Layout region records
——————————

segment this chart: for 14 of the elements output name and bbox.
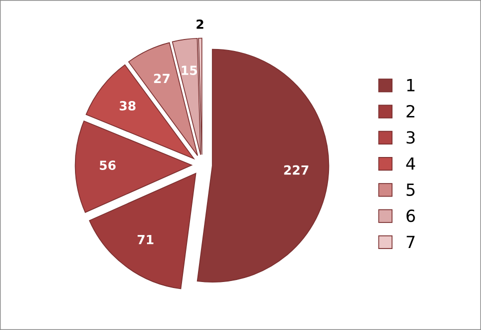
legend-label: 6: [406, 209, 415, 222]
data-label: 71: [138, 235, 154, 244]
data-label: 2: [196, 19, 204, 29]
legend-label: 7: [406, 236, 415, 248]
legend-label: 2: [406, 104, 414, 118]
data-label: 227: [284, 165, 308, 175]
legend-label: 1: [407, 79, 414, 92]
data-label: 15: [182, 66, 197, 76]
data-label: 38: [120, 101, 136, 111]
legend-label: 4: [406, 157, 416, 170]
legend-label: 5: [406, 184, 415, 196]
data-label: 56: [100, 160, 116, 170]
legend-label: 3: [406, 131, 415, 144]
data-label: 27: [154, 74, 170, 83]
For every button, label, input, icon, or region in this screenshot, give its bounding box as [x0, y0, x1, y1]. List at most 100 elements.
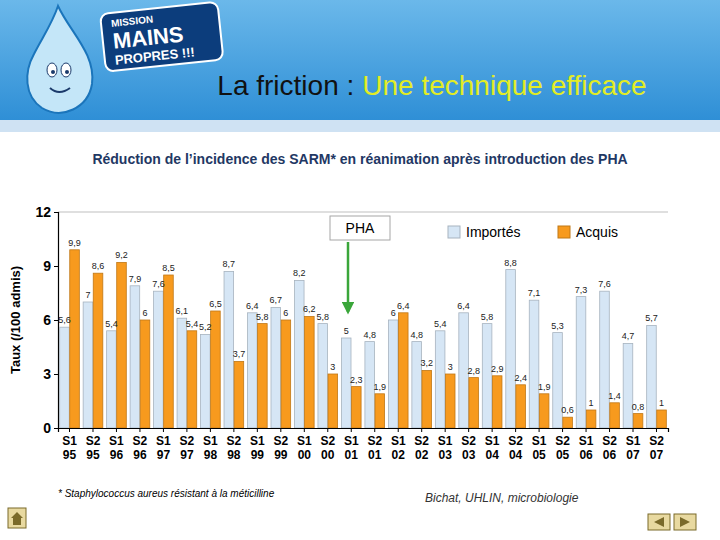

——————————

**Task brief:**
Quote every line of the rows above word for word, leaving out the pictures.

**Response to this task:**
segment this chart: for 14 of the elements output name and bbox.
legend-label: 6: [406, 209, 415, 222]
data-label: 71: [138, 235, 154, 244]
data-label: 2: [196, 19, 204, 29]
legend-label: 7: [406, 236, 415, 248]
legend-label: 2: [406, 104, 414, 118]
data-label: 227: [284, 165, 308, 175]
legend-label: 1: [407, 79, 414, 92]
data-label: 15: [182, 66, 197, 76]
data-label: 38: [120, 101, 136, 111]
legend-label: 4: [406, 157, 416, 170]
legend-label: 5: [406, 184, 415, 196]
data-label: 56: [100, 160, 116, 170]
legend-label: 3: [406, 131, 415, 144]
data-label: 27: [154, 74, 170, 83]
For every button, label, input, icon, or region in this screenshot, give its bounding box as [x0, y0, x1, y1]. List at most 100 elements.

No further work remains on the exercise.